<<<<
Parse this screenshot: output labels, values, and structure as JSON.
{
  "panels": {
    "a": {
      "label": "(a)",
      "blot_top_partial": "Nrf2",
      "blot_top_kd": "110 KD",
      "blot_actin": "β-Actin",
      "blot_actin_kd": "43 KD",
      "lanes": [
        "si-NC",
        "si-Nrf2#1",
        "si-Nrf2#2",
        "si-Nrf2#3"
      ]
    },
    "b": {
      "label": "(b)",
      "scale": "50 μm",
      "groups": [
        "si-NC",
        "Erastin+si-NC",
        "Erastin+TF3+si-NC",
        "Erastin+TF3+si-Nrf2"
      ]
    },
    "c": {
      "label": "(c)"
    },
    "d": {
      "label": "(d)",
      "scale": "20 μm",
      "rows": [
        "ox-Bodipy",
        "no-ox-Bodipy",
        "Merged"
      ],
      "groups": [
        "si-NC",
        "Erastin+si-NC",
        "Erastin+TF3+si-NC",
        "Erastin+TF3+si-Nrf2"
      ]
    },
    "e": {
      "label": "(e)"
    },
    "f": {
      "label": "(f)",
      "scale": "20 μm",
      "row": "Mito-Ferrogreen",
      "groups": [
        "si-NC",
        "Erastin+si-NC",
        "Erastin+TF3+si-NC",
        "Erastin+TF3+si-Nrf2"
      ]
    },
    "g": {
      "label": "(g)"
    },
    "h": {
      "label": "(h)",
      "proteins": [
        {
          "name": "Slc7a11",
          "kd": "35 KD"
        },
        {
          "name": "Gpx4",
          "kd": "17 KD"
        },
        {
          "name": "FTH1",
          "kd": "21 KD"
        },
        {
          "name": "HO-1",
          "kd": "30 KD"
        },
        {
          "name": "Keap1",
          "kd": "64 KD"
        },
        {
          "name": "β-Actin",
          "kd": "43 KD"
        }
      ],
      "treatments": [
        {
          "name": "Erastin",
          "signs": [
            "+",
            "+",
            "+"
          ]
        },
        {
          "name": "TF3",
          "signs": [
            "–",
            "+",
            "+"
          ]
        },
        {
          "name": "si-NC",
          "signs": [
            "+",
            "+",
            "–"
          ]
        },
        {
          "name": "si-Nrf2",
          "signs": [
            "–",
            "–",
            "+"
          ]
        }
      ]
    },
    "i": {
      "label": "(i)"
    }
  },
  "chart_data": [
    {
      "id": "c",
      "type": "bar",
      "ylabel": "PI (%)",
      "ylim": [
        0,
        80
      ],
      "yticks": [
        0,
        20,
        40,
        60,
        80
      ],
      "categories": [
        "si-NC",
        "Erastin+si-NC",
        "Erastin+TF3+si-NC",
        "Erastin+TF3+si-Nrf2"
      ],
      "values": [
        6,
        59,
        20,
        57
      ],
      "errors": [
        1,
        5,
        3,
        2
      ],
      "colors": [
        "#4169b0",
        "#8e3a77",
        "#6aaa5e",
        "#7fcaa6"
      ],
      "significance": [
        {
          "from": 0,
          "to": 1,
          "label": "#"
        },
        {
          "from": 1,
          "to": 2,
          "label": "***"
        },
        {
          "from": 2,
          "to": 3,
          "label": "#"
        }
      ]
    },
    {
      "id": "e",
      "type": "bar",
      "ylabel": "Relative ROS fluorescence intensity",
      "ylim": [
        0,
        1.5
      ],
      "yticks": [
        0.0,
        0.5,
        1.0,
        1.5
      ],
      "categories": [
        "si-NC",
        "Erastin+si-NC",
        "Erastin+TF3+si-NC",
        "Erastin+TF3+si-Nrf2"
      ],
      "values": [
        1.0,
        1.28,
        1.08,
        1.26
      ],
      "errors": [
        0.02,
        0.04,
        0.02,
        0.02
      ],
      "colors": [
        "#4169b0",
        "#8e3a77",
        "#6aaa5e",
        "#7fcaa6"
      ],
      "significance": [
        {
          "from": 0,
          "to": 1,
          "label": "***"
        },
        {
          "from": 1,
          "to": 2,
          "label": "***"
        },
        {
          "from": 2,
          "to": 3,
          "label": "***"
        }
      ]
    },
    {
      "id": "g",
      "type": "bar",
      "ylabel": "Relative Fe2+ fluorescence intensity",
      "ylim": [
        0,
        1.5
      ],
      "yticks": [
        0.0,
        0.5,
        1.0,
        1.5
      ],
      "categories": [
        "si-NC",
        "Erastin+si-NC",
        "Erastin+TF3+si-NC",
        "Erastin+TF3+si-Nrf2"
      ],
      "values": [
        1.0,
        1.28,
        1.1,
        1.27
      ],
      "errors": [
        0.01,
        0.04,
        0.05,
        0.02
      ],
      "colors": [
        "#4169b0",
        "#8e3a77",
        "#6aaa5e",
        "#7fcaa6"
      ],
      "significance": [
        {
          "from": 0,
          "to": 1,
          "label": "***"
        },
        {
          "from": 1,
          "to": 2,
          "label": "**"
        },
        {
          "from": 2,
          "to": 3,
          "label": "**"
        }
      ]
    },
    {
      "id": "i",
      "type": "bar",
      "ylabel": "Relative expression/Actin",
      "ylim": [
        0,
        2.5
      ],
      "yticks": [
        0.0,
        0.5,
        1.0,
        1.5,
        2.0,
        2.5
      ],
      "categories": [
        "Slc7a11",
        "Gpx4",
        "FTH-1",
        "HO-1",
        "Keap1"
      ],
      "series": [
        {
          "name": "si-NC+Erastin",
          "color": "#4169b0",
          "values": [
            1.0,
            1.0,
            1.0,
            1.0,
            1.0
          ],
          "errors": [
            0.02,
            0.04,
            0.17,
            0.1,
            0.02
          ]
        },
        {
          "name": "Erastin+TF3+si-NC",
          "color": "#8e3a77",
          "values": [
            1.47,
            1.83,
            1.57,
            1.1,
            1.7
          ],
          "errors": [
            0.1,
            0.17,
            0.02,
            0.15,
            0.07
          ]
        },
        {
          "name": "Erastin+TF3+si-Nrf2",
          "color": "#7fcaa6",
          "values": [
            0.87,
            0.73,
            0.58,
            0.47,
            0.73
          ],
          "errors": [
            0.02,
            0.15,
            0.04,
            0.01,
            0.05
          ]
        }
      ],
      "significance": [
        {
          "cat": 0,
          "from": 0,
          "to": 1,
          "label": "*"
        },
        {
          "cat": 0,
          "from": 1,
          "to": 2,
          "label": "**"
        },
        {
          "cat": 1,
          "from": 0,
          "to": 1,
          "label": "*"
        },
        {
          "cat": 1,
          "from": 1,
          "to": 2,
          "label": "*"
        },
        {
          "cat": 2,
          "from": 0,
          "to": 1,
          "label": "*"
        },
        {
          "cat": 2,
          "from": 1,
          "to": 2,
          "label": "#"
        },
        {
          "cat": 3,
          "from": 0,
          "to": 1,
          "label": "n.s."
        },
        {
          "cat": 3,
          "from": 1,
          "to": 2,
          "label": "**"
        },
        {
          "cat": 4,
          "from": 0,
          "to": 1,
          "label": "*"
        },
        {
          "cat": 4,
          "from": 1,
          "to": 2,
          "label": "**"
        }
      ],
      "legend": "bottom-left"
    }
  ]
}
>>>>
<<<<
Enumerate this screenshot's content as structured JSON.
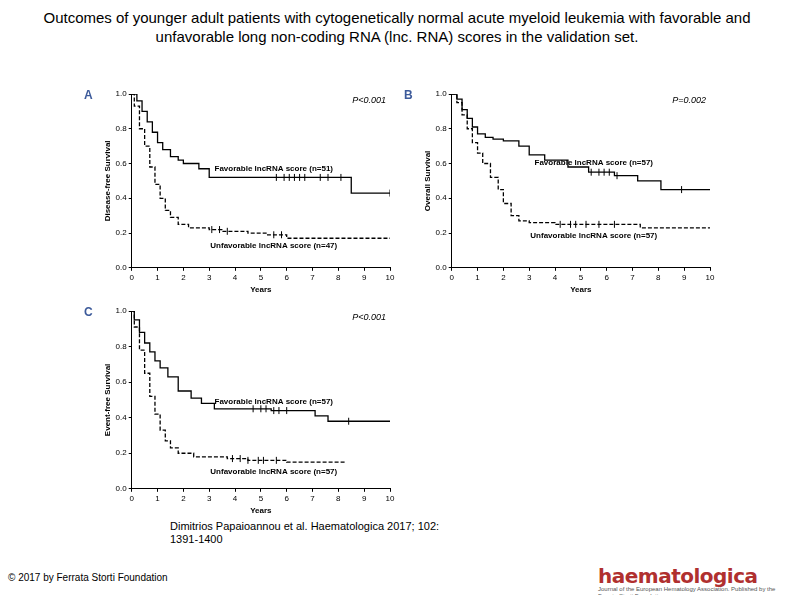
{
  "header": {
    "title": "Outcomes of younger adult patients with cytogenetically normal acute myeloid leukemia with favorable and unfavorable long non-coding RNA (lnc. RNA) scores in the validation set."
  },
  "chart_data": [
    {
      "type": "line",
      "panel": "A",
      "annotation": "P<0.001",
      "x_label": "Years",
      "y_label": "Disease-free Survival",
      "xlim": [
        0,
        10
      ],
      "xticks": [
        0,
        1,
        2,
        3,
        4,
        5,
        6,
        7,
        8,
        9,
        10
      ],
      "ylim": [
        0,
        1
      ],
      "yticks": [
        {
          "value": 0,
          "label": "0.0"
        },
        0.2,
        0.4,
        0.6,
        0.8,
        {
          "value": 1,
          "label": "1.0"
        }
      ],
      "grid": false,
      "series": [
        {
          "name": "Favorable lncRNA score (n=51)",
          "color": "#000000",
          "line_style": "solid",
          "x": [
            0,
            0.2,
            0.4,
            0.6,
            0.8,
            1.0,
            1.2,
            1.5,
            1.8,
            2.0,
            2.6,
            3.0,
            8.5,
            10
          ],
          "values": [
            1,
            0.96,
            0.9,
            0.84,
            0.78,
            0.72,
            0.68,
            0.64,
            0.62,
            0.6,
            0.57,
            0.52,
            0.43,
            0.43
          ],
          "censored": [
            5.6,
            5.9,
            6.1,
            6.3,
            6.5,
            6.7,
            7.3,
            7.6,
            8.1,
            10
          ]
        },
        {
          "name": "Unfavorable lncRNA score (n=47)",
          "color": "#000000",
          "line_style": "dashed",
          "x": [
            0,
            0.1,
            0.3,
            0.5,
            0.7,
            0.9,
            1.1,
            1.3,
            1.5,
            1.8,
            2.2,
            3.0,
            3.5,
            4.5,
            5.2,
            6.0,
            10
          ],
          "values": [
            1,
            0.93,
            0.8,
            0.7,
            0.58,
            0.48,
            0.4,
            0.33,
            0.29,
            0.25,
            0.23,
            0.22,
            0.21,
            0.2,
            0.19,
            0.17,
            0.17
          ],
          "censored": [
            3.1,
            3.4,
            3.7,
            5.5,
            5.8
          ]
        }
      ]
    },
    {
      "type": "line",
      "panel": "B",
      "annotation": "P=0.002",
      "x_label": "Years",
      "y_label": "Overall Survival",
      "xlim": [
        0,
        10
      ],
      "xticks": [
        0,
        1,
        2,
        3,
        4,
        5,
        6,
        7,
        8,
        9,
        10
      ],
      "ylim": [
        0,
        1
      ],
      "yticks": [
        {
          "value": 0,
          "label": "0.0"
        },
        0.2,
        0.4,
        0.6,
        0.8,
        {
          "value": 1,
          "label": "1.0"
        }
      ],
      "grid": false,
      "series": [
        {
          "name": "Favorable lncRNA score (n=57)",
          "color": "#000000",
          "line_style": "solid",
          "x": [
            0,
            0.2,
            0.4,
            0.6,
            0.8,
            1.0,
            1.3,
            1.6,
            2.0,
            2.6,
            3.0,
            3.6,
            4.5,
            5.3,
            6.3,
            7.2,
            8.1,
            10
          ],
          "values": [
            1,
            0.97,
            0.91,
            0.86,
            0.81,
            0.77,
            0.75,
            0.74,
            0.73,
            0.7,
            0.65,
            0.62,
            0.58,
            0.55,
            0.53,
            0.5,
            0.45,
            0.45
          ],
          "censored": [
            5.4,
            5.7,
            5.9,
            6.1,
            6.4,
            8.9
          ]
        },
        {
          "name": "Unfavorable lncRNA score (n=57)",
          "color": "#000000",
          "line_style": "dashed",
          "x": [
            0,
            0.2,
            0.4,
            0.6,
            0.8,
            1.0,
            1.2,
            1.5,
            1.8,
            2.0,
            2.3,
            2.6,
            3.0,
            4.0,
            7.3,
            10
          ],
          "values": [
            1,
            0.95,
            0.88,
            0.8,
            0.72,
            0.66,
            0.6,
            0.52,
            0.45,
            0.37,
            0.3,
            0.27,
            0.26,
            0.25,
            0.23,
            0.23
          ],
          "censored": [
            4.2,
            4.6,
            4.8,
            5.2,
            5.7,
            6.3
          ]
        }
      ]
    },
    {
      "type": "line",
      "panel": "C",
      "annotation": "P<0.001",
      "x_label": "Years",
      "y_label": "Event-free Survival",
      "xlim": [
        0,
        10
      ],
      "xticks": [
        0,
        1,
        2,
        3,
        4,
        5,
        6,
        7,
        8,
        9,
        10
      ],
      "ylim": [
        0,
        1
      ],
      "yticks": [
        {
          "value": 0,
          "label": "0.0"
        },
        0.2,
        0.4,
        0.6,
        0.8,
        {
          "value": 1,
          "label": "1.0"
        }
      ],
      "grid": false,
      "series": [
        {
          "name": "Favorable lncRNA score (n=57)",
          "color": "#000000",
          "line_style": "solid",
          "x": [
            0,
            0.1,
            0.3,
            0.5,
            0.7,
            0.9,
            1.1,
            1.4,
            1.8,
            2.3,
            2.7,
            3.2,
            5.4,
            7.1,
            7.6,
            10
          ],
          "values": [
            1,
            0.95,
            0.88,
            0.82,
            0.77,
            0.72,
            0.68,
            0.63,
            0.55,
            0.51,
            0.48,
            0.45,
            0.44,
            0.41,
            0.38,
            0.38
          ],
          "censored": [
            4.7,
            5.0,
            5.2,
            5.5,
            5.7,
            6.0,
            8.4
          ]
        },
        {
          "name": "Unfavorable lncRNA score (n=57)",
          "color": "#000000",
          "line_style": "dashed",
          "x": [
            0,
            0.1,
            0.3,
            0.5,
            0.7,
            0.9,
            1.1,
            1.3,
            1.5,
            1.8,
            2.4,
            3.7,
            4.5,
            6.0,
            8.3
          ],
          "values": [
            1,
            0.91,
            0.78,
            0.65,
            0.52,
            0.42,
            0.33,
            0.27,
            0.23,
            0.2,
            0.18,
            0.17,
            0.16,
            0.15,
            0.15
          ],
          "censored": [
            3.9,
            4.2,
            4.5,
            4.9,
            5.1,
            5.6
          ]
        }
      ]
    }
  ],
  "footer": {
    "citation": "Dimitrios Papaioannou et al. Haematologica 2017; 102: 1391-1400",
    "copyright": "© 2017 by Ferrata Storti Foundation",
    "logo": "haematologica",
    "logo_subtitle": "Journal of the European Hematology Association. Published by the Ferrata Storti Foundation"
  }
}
>>>>
The problem.
When a line of the data holds the string "Survival", pick it out and copy it.

Result of the exercise.
      "y_label": "Disease-free Survival",
      "y_label": "Overall Survival",
      "y_label": "Event-free Survival",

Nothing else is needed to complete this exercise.